- [WRITTEN PROBLEM] Copy out each line below that has the word "Canadian" in it.

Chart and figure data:
# # # # # # #

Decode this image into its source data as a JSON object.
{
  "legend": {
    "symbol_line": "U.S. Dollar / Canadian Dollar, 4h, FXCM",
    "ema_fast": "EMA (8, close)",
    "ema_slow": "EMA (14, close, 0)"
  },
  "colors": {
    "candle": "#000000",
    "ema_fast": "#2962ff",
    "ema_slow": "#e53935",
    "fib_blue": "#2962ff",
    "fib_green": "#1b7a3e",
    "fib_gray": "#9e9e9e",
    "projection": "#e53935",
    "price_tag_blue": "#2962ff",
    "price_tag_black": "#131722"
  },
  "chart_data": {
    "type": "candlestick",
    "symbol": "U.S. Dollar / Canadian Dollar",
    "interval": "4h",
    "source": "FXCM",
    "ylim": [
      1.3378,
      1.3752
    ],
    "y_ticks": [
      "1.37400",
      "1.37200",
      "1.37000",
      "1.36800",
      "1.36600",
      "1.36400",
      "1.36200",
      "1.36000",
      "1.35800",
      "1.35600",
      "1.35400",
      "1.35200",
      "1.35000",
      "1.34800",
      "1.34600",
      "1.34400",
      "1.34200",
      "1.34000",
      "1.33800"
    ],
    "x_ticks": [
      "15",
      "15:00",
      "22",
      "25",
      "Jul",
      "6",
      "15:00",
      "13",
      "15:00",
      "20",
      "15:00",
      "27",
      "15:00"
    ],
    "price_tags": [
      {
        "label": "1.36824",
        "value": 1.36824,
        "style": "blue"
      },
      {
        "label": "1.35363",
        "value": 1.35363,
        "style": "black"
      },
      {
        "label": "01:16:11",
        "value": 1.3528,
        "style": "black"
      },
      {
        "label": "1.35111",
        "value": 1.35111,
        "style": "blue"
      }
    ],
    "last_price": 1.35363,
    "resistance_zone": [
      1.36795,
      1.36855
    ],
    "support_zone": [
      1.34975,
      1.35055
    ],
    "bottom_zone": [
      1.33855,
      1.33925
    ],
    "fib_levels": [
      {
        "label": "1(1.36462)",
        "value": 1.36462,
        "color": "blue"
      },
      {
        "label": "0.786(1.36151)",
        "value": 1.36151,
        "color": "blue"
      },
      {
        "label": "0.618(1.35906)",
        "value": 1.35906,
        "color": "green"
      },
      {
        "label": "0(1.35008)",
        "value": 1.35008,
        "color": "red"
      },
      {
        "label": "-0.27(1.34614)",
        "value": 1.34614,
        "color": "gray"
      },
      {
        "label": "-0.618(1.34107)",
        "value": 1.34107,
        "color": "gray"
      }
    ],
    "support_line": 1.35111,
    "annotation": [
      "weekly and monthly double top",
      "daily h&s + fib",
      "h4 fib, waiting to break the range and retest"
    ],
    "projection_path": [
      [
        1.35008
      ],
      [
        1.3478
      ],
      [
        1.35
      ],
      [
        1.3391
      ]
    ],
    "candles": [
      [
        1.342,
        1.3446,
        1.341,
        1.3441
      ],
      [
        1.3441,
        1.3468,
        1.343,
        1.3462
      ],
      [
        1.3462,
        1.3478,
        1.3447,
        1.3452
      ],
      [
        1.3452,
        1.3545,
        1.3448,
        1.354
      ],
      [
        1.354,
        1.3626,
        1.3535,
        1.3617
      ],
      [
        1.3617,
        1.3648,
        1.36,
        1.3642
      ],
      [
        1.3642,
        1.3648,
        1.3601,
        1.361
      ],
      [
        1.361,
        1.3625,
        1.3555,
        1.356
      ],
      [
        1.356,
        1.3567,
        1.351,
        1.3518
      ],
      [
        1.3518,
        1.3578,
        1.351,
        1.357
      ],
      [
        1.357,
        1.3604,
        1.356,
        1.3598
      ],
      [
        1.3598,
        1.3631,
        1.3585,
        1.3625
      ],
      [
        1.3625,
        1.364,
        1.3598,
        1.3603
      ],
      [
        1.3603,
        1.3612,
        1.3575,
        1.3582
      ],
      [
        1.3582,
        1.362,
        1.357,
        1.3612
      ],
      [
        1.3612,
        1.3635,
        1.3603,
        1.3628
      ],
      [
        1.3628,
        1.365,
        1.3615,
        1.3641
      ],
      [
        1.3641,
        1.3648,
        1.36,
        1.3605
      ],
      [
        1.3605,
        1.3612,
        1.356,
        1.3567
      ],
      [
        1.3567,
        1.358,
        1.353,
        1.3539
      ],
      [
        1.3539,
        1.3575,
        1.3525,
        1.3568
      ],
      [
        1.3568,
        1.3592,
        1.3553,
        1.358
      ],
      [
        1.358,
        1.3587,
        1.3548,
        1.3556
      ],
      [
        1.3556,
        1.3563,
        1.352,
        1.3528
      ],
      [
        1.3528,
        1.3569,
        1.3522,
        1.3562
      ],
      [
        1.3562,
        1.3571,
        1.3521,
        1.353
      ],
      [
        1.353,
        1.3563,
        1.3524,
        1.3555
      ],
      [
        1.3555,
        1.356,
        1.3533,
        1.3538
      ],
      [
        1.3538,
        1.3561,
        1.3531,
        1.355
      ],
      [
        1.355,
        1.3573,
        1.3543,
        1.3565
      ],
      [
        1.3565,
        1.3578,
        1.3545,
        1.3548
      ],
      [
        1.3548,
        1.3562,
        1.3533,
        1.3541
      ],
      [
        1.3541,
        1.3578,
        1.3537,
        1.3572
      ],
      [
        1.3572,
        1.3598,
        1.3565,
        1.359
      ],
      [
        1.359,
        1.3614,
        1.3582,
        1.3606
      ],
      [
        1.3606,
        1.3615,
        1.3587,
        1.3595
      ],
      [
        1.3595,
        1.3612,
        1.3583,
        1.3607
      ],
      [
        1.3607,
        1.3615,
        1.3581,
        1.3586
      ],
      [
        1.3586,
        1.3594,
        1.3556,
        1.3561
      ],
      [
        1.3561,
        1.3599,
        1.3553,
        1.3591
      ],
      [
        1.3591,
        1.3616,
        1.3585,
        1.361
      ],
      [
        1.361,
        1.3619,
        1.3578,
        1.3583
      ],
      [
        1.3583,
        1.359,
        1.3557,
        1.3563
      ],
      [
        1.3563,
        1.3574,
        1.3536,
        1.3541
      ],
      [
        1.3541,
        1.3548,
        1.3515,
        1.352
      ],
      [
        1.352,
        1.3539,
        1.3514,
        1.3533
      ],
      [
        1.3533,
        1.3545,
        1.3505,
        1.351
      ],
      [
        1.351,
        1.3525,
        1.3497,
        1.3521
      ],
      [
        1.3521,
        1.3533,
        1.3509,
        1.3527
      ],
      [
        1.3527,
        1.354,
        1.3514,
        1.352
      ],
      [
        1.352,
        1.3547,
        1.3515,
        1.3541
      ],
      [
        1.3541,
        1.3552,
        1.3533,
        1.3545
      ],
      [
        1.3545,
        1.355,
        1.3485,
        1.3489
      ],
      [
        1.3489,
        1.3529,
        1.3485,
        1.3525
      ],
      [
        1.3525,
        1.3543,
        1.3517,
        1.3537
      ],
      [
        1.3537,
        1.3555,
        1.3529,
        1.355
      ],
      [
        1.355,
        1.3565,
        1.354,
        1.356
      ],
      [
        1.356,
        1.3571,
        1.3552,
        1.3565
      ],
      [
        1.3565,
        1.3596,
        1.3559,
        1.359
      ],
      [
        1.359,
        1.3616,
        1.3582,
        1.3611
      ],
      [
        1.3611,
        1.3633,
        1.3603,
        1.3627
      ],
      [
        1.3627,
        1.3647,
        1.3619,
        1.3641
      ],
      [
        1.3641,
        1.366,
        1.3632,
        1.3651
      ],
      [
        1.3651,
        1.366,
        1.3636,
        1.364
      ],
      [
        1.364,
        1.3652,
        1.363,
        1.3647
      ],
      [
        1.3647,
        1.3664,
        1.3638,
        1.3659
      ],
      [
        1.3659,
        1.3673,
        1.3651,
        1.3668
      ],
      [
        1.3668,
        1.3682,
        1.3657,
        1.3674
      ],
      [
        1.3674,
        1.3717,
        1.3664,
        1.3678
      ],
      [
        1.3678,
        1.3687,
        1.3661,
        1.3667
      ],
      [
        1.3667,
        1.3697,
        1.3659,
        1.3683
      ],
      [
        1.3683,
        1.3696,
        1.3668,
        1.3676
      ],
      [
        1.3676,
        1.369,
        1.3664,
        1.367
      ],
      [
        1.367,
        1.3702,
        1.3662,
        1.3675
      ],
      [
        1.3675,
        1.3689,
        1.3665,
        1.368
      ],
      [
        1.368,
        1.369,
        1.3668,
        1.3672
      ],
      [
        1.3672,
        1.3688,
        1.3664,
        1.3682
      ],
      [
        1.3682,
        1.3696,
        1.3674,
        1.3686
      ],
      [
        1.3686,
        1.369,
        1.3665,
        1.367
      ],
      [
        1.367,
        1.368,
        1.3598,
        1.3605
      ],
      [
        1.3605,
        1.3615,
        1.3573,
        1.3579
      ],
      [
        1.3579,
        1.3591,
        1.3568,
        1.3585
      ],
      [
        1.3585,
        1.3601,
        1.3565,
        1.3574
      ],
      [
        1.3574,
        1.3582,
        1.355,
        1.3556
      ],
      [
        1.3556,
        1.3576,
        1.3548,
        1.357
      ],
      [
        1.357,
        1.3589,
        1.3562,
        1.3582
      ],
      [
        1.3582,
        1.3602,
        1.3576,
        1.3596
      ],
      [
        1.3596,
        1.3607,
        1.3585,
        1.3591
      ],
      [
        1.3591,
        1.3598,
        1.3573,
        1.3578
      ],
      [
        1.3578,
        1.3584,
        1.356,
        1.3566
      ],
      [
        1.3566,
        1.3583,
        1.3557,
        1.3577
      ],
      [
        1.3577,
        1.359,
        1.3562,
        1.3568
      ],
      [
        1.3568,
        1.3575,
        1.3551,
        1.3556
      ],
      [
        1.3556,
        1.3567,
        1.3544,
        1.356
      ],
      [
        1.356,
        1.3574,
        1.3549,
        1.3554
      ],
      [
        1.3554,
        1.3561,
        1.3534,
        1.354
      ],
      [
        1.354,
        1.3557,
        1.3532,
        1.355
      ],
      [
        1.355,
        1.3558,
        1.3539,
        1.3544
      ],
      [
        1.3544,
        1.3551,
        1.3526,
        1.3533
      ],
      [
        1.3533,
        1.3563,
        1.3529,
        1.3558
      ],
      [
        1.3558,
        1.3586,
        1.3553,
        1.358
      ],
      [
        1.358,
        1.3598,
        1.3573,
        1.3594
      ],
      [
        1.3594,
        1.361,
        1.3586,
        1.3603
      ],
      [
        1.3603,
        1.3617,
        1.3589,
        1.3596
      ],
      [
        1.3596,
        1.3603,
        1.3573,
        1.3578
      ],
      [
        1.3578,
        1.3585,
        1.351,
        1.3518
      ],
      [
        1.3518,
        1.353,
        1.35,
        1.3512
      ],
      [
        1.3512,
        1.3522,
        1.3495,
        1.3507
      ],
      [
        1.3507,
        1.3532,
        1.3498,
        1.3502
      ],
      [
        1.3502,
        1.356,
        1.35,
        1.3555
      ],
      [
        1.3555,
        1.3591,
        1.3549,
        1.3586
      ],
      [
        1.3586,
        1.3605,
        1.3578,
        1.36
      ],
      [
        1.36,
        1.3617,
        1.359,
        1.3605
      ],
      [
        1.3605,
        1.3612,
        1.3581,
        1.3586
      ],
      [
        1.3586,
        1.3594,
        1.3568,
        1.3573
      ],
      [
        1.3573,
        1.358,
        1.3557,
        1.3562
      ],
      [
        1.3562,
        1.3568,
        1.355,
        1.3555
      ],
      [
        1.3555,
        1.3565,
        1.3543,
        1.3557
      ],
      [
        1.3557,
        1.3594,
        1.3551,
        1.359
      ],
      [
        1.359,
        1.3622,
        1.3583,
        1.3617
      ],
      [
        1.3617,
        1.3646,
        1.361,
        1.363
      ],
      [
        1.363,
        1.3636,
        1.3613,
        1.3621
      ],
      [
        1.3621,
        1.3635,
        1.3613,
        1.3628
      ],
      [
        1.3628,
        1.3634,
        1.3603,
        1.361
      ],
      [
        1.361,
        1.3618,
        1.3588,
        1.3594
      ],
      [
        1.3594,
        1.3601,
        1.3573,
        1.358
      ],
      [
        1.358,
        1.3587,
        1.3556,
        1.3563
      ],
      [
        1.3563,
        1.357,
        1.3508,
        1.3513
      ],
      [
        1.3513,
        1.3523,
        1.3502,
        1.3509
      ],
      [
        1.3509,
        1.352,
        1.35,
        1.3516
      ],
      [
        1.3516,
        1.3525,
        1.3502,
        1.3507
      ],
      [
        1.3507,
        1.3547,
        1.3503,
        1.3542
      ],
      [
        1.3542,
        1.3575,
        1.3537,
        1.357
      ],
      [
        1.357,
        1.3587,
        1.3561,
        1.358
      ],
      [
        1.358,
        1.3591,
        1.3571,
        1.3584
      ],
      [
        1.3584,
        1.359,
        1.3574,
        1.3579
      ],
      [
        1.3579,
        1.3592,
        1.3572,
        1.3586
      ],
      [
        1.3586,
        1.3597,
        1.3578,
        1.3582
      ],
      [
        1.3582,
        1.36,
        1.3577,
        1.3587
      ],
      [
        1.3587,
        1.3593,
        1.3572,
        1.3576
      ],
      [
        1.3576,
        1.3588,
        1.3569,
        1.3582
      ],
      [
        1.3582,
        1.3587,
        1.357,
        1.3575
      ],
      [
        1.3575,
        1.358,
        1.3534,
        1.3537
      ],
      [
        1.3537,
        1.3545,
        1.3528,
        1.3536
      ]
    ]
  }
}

# # # # # # #

- [ANSWER BELOW]
    "symbol_line": "U.S. Dollar / Canadian Dollar, 4h, FXCM",
    "symbol": "U.S. Dollar / Canadian Dollar",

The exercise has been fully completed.